Gather, from the data below, each line in which the word "title" occurs.

Source data
══════════════════════════════

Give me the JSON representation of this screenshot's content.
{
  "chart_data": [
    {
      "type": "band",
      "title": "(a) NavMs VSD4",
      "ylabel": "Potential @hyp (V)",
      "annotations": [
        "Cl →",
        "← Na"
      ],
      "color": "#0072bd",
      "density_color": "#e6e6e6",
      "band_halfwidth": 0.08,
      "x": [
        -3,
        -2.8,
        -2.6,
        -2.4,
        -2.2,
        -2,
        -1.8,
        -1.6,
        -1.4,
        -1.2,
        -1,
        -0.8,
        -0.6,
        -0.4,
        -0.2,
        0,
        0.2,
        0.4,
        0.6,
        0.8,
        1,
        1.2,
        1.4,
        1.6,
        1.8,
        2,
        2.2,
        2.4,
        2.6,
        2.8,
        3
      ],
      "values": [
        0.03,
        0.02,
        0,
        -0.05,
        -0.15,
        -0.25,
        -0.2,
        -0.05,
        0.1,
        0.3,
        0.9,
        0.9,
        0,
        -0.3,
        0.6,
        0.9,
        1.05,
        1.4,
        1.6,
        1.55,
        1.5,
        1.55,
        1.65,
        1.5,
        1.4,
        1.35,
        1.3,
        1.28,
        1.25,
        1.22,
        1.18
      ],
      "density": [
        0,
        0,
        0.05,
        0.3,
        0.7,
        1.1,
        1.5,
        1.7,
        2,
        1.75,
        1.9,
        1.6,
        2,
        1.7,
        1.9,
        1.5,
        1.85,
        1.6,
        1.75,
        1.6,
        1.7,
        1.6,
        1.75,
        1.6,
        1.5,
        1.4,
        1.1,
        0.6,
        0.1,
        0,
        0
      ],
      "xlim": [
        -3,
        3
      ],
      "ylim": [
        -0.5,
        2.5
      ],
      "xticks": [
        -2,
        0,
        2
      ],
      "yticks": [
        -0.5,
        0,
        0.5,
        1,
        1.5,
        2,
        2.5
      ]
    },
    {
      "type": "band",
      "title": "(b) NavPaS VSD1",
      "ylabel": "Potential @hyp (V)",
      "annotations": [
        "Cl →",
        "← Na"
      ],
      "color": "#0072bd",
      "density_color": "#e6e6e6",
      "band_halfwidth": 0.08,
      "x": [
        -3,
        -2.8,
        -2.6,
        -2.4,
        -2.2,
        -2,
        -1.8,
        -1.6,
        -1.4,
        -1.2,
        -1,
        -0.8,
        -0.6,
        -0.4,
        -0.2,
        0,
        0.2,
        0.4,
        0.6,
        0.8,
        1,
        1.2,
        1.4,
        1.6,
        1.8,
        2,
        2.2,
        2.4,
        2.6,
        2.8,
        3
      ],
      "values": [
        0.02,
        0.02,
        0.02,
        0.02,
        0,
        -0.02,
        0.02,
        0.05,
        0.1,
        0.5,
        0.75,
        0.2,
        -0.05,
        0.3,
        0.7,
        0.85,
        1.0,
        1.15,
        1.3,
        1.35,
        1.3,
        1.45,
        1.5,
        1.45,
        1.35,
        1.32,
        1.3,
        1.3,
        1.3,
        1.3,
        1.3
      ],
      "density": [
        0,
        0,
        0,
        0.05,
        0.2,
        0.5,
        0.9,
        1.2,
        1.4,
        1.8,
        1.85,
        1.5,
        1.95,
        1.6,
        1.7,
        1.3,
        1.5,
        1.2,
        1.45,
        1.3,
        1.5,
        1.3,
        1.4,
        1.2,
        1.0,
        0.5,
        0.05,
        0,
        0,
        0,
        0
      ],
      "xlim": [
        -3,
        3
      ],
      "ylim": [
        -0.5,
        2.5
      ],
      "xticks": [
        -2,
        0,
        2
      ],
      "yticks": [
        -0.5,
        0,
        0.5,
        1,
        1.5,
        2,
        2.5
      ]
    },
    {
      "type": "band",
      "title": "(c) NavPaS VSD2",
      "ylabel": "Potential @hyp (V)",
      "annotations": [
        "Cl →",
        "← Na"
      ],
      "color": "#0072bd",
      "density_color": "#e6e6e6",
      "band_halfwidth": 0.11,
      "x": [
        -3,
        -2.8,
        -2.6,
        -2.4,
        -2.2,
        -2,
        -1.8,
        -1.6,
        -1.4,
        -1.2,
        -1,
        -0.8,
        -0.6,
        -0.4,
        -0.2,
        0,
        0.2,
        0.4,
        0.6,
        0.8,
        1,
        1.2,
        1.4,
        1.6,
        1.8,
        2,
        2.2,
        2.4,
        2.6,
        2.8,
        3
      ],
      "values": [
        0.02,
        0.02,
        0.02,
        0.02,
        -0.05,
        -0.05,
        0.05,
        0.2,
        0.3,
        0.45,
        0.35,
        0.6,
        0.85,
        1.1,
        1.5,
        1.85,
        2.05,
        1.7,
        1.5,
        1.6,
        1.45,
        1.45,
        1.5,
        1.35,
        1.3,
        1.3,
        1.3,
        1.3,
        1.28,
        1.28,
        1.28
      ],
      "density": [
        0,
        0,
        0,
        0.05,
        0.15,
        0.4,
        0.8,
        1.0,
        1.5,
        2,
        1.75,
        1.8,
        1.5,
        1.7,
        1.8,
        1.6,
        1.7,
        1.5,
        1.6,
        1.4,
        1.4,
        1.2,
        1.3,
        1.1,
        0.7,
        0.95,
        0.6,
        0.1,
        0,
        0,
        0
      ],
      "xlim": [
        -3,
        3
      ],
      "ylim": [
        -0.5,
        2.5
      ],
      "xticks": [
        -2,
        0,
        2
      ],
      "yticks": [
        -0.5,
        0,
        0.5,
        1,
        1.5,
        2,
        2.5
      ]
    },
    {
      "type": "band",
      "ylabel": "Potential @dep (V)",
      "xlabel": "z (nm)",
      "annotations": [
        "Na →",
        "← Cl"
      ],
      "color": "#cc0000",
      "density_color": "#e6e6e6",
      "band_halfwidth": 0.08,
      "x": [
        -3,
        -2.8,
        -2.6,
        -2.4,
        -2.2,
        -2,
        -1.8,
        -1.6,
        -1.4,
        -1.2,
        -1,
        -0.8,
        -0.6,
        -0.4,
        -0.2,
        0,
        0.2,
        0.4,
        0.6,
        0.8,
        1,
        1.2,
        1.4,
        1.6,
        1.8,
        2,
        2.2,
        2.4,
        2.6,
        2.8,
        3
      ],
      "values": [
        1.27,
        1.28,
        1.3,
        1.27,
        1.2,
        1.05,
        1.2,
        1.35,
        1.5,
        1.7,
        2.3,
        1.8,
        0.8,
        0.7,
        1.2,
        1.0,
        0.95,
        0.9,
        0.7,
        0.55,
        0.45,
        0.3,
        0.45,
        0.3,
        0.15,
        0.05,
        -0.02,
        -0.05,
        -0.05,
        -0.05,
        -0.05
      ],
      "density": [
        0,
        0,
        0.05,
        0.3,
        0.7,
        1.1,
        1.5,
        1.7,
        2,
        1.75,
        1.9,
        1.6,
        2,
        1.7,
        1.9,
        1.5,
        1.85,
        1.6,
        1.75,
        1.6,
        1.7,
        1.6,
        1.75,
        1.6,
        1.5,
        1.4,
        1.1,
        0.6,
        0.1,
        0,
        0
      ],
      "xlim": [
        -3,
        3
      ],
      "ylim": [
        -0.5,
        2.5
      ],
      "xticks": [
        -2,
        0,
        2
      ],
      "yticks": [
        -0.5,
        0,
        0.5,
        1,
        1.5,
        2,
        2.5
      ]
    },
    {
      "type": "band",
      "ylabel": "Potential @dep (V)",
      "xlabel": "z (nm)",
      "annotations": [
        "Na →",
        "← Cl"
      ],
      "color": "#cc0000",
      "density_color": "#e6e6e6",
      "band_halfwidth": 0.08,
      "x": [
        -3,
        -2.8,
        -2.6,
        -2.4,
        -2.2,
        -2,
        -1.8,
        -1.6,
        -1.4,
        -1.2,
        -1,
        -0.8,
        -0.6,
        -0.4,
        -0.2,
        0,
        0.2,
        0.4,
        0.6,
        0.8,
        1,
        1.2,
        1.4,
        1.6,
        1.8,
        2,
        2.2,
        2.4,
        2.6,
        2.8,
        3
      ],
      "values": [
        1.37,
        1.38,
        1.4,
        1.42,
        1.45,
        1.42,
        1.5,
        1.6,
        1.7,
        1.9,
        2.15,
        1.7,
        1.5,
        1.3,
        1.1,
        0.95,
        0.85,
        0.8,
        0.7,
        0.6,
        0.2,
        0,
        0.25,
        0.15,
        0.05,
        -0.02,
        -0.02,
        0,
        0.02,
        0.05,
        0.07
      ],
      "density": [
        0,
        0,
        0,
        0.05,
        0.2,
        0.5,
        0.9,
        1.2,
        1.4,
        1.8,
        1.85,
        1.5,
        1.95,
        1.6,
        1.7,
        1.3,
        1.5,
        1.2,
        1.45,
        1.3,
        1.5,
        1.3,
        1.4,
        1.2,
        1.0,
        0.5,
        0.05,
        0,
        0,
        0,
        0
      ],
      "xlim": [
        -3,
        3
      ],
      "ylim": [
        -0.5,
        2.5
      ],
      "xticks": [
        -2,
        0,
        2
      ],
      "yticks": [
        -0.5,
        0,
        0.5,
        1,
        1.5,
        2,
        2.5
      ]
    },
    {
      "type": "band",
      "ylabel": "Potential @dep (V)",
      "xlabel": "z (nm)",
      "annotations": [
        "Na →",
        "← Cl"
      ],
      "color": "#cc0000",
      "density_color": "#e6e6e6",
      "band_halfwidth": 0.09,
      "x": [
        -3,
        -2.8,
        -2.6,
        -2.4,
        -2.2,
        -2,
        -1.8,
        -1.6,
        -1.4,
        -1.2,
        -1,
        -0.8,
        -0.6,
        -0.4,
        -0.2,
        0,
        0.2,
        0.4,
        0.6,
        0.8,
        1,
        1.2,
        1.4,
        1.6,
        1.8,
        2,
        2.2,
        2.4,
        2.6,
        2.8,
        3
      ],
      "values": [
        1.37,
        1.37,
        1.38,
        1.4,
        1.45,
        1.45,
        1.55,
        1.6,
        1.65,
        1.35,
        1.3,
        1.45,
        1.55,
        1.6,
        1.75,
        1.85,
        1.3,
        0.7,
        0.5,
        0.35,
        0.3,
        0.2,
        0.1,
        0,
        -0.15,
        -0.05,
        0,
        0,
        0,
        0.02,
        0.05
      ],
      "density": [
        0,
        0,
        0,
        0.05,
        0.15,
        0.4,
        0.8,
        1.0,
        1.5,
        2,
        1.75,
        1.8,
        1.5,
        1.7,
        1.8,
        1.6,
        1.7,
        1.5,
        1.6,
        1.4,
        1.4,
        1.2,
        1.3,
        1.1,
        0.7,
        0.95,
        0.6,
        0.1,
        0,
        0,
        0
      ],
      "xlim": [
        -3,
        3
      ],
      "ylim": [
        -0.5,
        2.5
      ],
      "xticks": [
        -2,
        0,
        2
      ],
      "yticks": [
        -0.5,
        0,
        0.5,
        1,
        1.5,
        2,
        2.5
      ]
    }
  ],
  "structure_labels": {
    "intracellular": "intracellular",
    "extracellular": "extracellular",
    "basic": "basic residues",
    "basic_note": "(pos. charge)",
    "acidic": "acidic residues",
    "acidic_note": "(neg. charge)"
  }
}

══════════════════════════════

*Solution to the exercise*.
      "title": "(a) NavMs VSD4",
      "title": "(b) NavPaS VSD1",
      "title": "(c) NavPaS VSD2",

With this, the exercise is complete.